Data tied to figure images
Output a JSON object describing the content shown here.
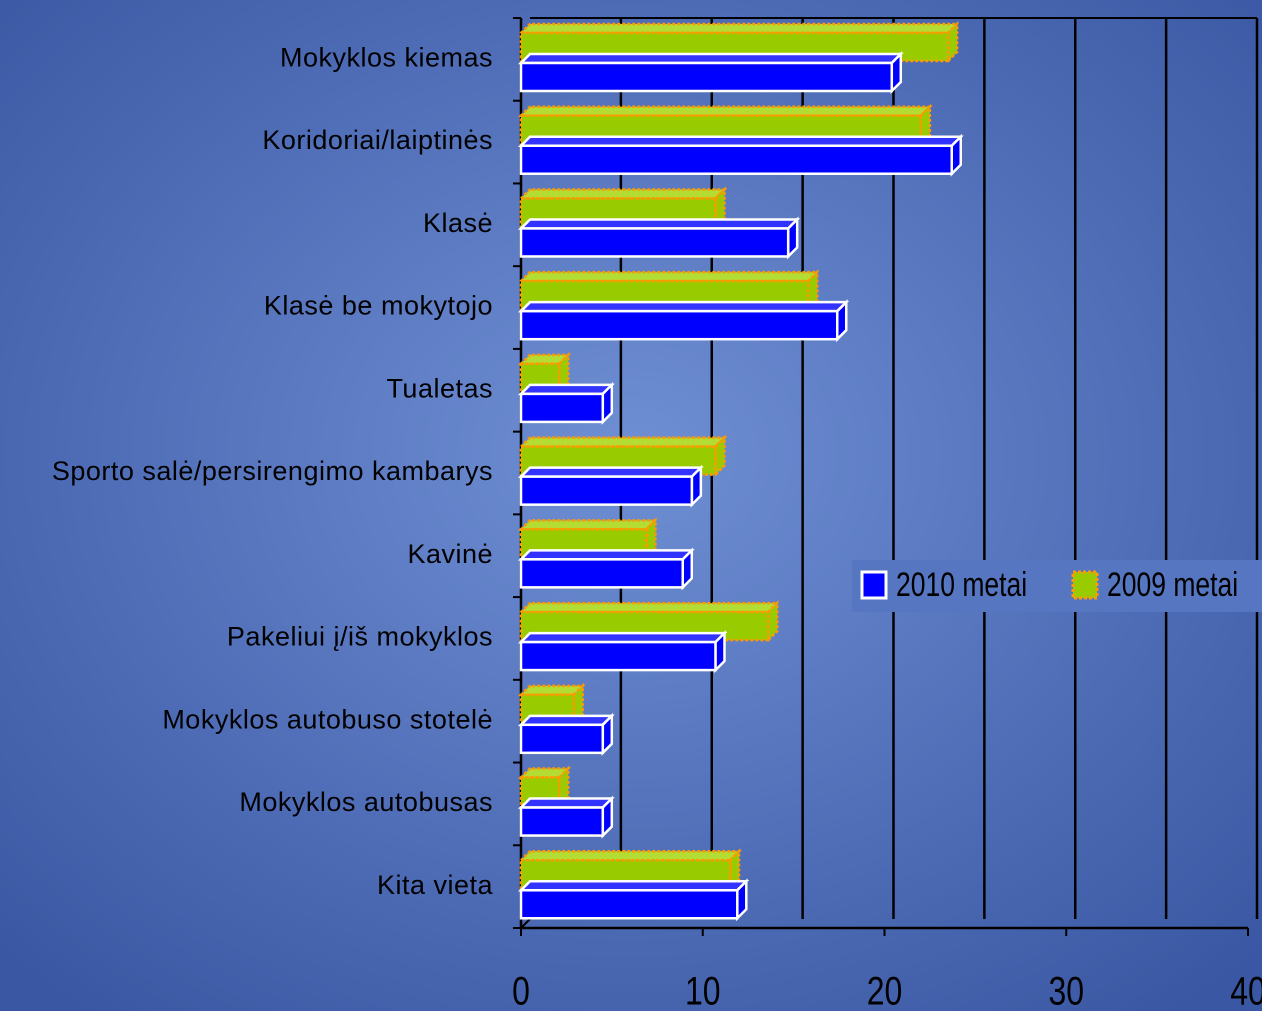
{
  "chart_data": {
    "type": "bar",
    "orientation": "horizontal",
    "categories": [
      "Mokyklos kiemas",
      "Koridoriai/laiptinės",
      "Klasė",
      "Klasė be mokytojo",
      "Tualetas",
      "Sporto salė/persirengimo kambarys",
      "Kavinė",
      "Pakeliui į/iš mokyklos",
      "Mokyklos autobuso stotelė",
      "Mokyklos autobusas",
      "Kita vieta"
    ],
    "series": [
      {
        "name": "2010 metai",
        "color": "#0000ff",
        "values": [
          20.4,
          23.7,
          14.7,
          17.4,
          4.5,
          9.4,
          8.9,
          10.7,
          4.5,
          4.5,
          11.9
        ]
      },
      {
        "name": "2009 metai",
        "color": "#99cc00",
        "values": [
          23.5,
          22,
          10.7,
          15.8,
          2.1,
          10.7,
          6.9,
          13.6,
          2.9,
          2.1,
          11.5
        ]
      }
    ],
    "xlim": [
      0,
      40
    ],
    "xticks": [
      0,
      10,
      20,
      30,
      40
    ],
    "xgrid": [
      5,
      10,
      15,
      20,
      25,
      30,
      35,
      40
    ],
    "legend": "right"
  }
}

What is needed: Copy the material exactly. Do not include the pictures.

Finished task:
Output a JSON object describing the content shown here.
{
  "chart_data": {
    "type": "bar",
    "orientation": "horizontal",
    "categories": [
      "Mokyklos kiemas",
      "Koridoriai/laiptinės",
      "Klasė",
      "Klasė be mokytojo",
      "Tualetas",
      "Sporto salė/persirengimo kambarys",
      "Kavinė",
      "Pakeliui į/iš mokyklos",
      "Mokyklos autobuso stotelė",
      "Mokyklos autobusas",
      "Kita vieta"
    ],
    "series": [
      {
        "name": "2010 metai",
        "color": "#0000ff",
        "values": [
          20.4,
          23.7,
          14.7,
          17.4,
          4.5,
          9.4,
          8.9,
          10.7,
          4.5,
          4.5,
          11.9
        ]
      },
      {
        "name": "2009 metai",
        "color": "#99cc00",
        "values": [
          23.5,
          22,
          10.7,
          15.8,
          2.1,
          10.7,
          6.9,
          13.6,
          2.9,
          2.1,
          11.5
        ]
      }
    ],
    "xlim": [
      0,
      40
    ],
    "xticks": [
      0,
      10,
      20,
      30,
      40
    ],
    "xgrid": [
      5,
      10,
      15,
      20,
      25,
      30,
      35,
      40
    ],
    "legend": "right"
  }
}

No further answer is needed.